> [Problem to work on] Keep only the lines of the listing that include the word "JSON", and copy them.

(Dataset entries on figures)
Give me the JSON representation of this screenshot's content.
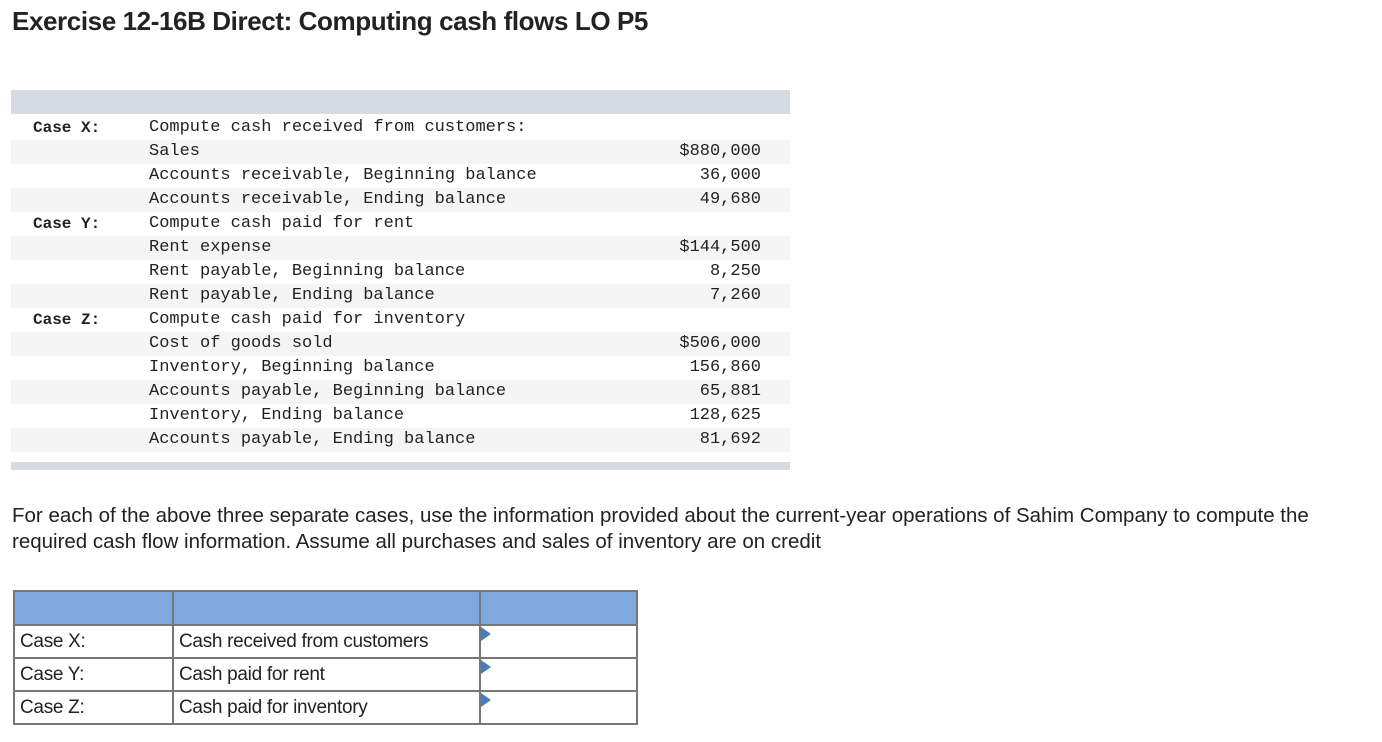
{
  "title": "Exercise 12-16B Direct: Computing cash flows LO P5",
  "data_table": {
    "rows": [
      {
        "case": "Case X:",
        "desc": "Compute cash received from customers:",
        "amount": ""
      },
      {
        "case": "",
        "desc": "Sales",
        "amount": "$880,000"
      },
      {
        "case": "",
        "desc": "Accounts receivable, Beginning balance",
        "amount": "36,000"
      },
      {
        "case": "",
        "desc": "Accounts receivable, Ending balance",
        "amount": "49,680"
      },
      {
        "case": "Case Y:",
        "desc": "Compute cash paid for rent",
        "amount": ""
      },
      {
        "case": "",
        "desc": "Rent expense",
        "amount": "$144,500"
      },
      {
        "case": "",
        "desc": "Rent payable, Beginning balance",
        "amount": "8,250"
      },
      {
        "case": "",
        "desc": "Rent payable, Ending balance",
        "amount": "7,260"
      },
      {
        "case": "Case Z:",
        "desc": "Compute cash paid for inventory",
        "amount": ""
      },
      {
        "case": "",
        "desc": "Cost of goods sold",
        "amount": "$506,000"
      },
      {
        "case": "",
        "desc": "Inventory, Beginning balance",
        "amount": "156,860"
      },
      {
        "case": "",
        "desc": "Accounts payable, Beginning balance",
        "amount": "65,881"
      },
      {
        "case": "",
        "desc": "Inventory, Ending balance",
        "amount": "128,625"
      },
      {
        "case": "",
        "desc": "Accounts payable, Ending balance",
        "amount": "81,692"
      }
    ]
  },
  "instructions": "For each of the above three separate cases, use the information provided about the current-year operations of Sahim Company to compute the required cash flow information. Assume all purchases and sales of inventory are on credit",
  "answer_table": {
    "headers": [
      "",
      "",
      ""
    ],
    "rows": [
      {
        "case": "Case X:",
        "label": "Cash received from customers",
        "value": ""
      },
      {
        "case": "Case Y:",
        "label": "Cash paid for rent",
        "value": ""
      },
      {
        "case": "Case Z:",
        "label": "Cash paid for inventory",
        "value": ""
      }
    ]
  },
  "colors": {
    "band": "#d6dbe3",
    "stripe": "#f5f5f5",
    "header_fill": "#7fa9de",
    "marker": "#4a7cc0",
    "border": "#777777"
  }
}
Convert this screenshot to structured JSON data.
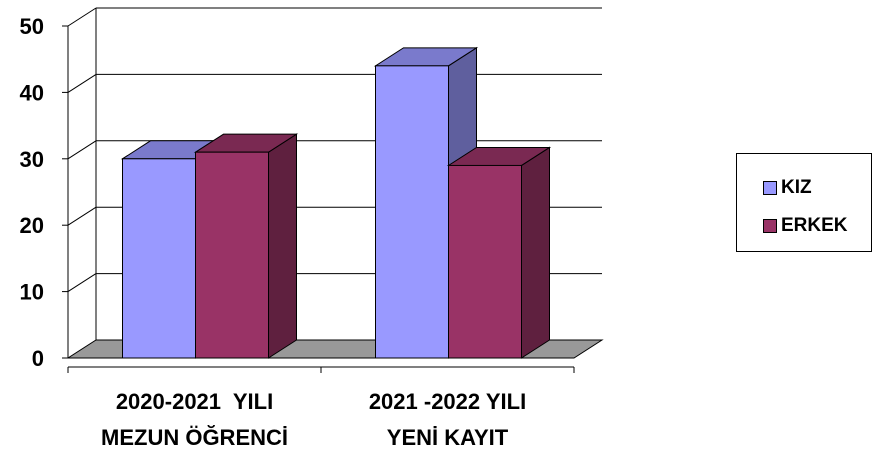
{
  "chart_data": {
    "type": "bar",
    "title": "",
    "xlabel": "",
    "ylabel": "",
    "ylim": [
      0,
      50
    ],
    "yticks": [
      "0",
      "10",
      "20",
      "30",
      "40",
      "50"
    ],
    "categories": [
      [
        "2020-2021  YILI",
        "MEZUN ÖĞRENCİ"
      ],
      [
        "2021 -2022 YILI",
        "YENİ KAYIT"
      ]
    ],
    "series": [
      {
        "name": "KIZ",
        "values": [
          30,
          44
        ],
        "color": "#9999ff"
      },
      {
        "name": "ERKEK",
        "values": [
          31,
          29
        ],
        "color": "#993366"
      }
    ],
    "grid": true,
    "legend": "right",
    "style": "3d-clustered-column"
  }
}
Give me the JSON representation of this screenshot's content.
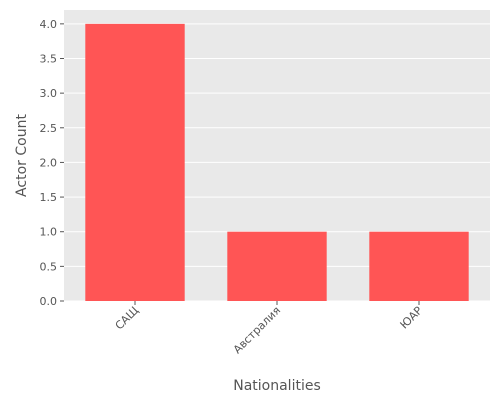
{
  "chart_data": {
    "type": "bar",
    "title": "",
    "xlabel": "Nationalities",
    "ylabel": "Actor Count",
    "categories": [
      "САЩ",
      "Австралия",
      "ЮАР"
    ],
    "values": [
      4,
      1,
      1
    ],
    "ylim": [
      0,
      4.2
    ],
    "yticks": [
      "0.0",
      "0.5",
      "1.0",
      "1.5",
      "2.0",
      "2.5",
      "3.0",
      "3.5",
      "4.0"
    ],
    "grid": true,
    "legend": "none",
    "colors": {
      "bar": "#ff5555",
      "plot_background": "#e9e9e9",
      "grid": "#ffffff",
      "text": "#555555"
    }
  }
}
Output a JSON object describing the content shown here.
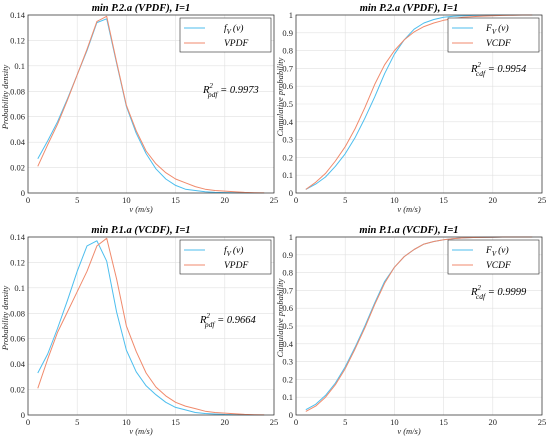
{
  "colors": {
    "series1": "#4DBEEE",
    "series2": "#F08A6C",
    "axis": "#262626",
    "grid": "#E1E1E1"
  },
  "chart_data": [
    {
      "type": "line",
      "title": "min P.2.a (VPDF), I=1",
      "xlabel": "v (m/s)",
      "ylabel": "Probability density",
      "xlim": [
        0,
        25
      ],
      "ylim": [
        0,
        0.14
      ],
      "xticks": [
        "0",
        "5",
        "10",
        "15",
        "20",
        "25"
      ],
      "yticks": [
        "0",
        "0.02",
        "0.04",
        "0.06",
        "0.08",
        "0.1",
        "0.12",
        "0.14"
      ],
      "grid": true,
      "legend_position": "top-right",
      "legend": [
        "f",
        "V",
        "(v)",
        "VPDF"
      ],
      "r2": {
        "base": "R",
        "sup": "2",
        "sub": "pdf",
        "value": " = 0.9973"
      },
      "series": [
        {
          "x": [
            1,
            2,
            3,
            4,
            5,
            6,
            7,
            8,
            9,
            10,
            11,
            12,
            13,
            14,
            15,
            16,
            17,
            18,
            19,
            20,
            21,
            22,
            23,
            24
          ],
          "values": [
            0.027,
            0.041,
            0.056,
            0.074,
            0.093,
            0.112,
            0.134,
            0.137,
            0.102,
            0.068,
            0.047,
            0.031,
            0.019,
            0.011,
            0.006,
            0.003,
            0.002,
            0.001,
            0.0005,
            0.0003,
            0.0002,
            0.0001,
            0,
            0
          ]
        },
        {
          "x": [
            1,
            2,
            3,
            4,
            5,
            6,
            7,
            8,
            9,
            10,
            11,
            12,
            13,
            14,
            15,
            16,
            17,
            18,
            19,
            20,
            21,
            22,
            23,
            24
          ],
          "values": [
            0.021,
            0.038,
            0.054,
            0.073,
            0.093,
            0.113,
            0.135,
            0.139,
            0.103,
            0.069,
            0.049,
            0.033,
            0.023,
            0.016,
            0.011,
            0.008,
            0.005,
            0.003,
            0.002,
            0.0015,
            0.001,
            0.0005,
            0.0002,
            0.0001
          ]
        }
      ]
    },
    {
      "type": "line",
      "title": "min P.2.a (VPDF), I=1",
      "xlabel": "v (m/s)",
      "ylabel": "Cumulative probability",
      "xlim": [
        0,
        25
      ],
      "ylim": [
        0,
        1
      ],
      "xticks": [
        "0",
        "5",
        "10",
        "15",
        "20",
        "25"
      ],
      "yticks": [
        "0",
        "0.1",
        "0.2",
        "0.3",
        "0.4",
        "0.5",
        "0.6",
        "0.7",
        "0.8",
        "0.9",
        "1"
      ],
      "grid": true,
      "legend_position": "top-right",
      "legend": [
        "F",
        "V",
        "(v)",
        "VCDF"
      ],
      "r2": {
        "base": "R",
        "sup": "2",
        "sub": "cdf",
        "value": " = 0.9954"
      },
      "series": [
        {
          "x": [
            1,
            2,
            3,
            4,
            5,
            6,
            7,
            8,
            9,
            10,
            11,
            12,
            13,
            14,
            15,
            16,
            17,
            18,
            19,
            20,
            21,
            22,
            23,
            24
          ],
          "values": [
            0.02,
            0.05,
            0.09,
            0.15,
            0.22,
            0.31,
            0.42,
            0.54,
            0.67,
            0.78,
            0.86,
            0.92,
            0.955,
            0.975,
            0.987,
            0.993,
            0.996,
            0.998,
            0.999,
            1,
            1,
            1,
            1,
            1
          ]
        },
        {
          "x": [
            1,
            2,
            3,
            4,
            5,
            6,
            7,
            8,
            9,
            10,
            11,
            12,
            13,
            14,
            15,
            16,
            17,
            18,
            19,
            20,
            21,
            22,
            23,
            24
          ],
          "values": [
            0.02,
            0.06,
            0.11,
            0.18,
            0.26,
            0.36,
            0.48,
            0.61,
            0.72,
            0.8,
            0.86,
            0.905,
            0.935,
            0.955,
            0.97,
            0.98,
            0.987,
            0.991,
            0.994,
            0.996,
            0.998,
            0.999,
            1,
            1
          ]
        }
      ]
    },
    {
      "type": "line",
      "title": "min P.1.a (VCDF), I=1",
      "xlabel": "v (m/s)",
      "ylabel": "Probability density",
      "xlim": [
        0,
        25
      ],
      "ylim": [
        0,
        0.14
      ],
      "xticks": [
        "0",
        "5",
        "10",
        "15",
        "20",
        "25"
      ],
      "yticks": [
        "0",
        "0.02",
        "0.04",
        "0.06",
        "0.08",
        "0.1",
        "0.12",
        "0.14"
      ],
      "grid": true,
      "legend_position": "top-right",
      "legend": [
        "f",
        "V",
        "(v)",
        "VPDF"
      ],
      "r2": {
        "base": "R",
        "sup": "2",
        "sub": "pdf",
        "value": " = 0.9664"
      },
      "series": [
        {
          "x": [
            1,
            2,
            3,
            4,
            5,
            6,
            7,
            8,
            9,
            10,
            11,
            12,
            13,
            14,
            15,
            16,
            17,
            18,
            19,
            20,
            21,
            22,
            23,
            24
          ],
          "values": [
            0.033,
            0.048,
            0.068,
            0.09,
            0.113,
            0.133,
            0.137,
            0.121,
            0.081,
            0.051,
            0.034,
            0.023,
            0.016,
            0.01,
            0.006,
            0.004,
            0.002,
            0.0012,
            0.0008,
            0.0004,
            0.0002,
            0.0001,
            0,
            0
          ]
        },
        {
          "x": [
            1,
            2,
            3,
            4,
            5,
            6,
            7,
            8,
            9,
            10,
            11,
            12,
            13,
            14,
            15,
            16,
            17,
            18,
            19,
            20,
            21,
            22,
            23,
            24
          ],
          "values": [
            0.021,
            0.044,
            0.065,
            0.081,
            0.097,
            0.113,
            0.133,
            0.139,
            0.107,
            0.07,
            0.05,
            0.033,
            0.022,
            0.015,
            0.01,
            0.007,
            0.005,
            0.003,
            0.002,
            0.0015,
            0.001,
            0.0005,
            0.0002,
            0.0001
          ]
        }
      ]
    },
    {
      "type": "line",
      "title": "min P.1.a (VCDF), I=1",
      "xlabel": "v (m/s)",
      "ylabel": "Cumulative probability",
      "xlim": [
        0,
        25
      ],
      "ylim": [
        0,
        1
      ],
      "xticks": [
        "0",
        "5",
        "10",
        "15",
        "20",
        "25"
      ],
      "yticks": [
        "0",
        "0.1",
        "0.2",
        "0.3",
        "0.4",
        "0.5",
        "0.6",
        "0.7",
        "0.8",
        "0.9",
        "1"
      ],
      "grid": true,
      "legend_position": "top-right",
      "legend": [
        "F",
        "V",
        "(v)",
        "VCDF"
      ],
      "r2": {
        "base": "R",
        "sup": "2",
        "sub": "cdf",
        "value": " = 0.9999"
      },
      "series": [
        {
          "x": [
            1,
            2,
            3,
            4,
            5,
            6,
            7,
            8,
            9,
            10,
            11,
            12,
            13,
            14,
            15,
            16,
            17,
            18,
            19,
            20,
            21,
            22,
            23,
            24
          ],
          "values": [
            0.03,
            0.06,
            0.11,
            0.18,
            0.27,
            0.38,
            0.5,
            0.63,
            0.75,
            0.83,
            0.89,
            0.93,
            0.96,
            0.975,
            0.985,
            0.991,
            0.995,
            0.997,
            0.998,
            0.999,
            1,
            1,
            1,
            1
          ]
        },
        {
          "x": [
            1,
            2,
            3,
            4,
            5,
            6,
            7,
            8,
            9,
            10,
            11,
            12,
            13,
            14,
            15,
            16,
            17,
            18,
            19,
            20,
            21,
            22,
            23,
            24
          ],
          "values": [
            0.02,
            0.05,
            0.1,
            0.17,
            0.26,
            0.37,
            0.49,
            0.62,
            0.74,
            0.83,
            0.89,
            0.93,
            0.96,
            0.975,
            0.985,
            0.991,
            0.995,
            0.997,
            0.998,
            0.999,
            1,
            1,
            1,
            1
          ]
        }
      ]
    }
  ]
}
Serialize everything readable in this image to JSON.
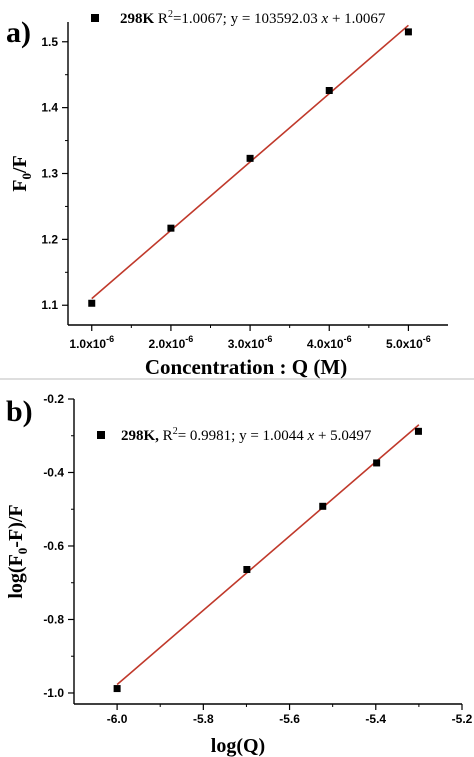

> [Solution to the exercise]
Give me the JSON representation of this screenshot's content.
Convert this screenshot to structured JSON data.
Give me the JSON representation of this screenshot's content.
Output a JSON object describing the content shown here.
Serialize everything readable in this image to JSON.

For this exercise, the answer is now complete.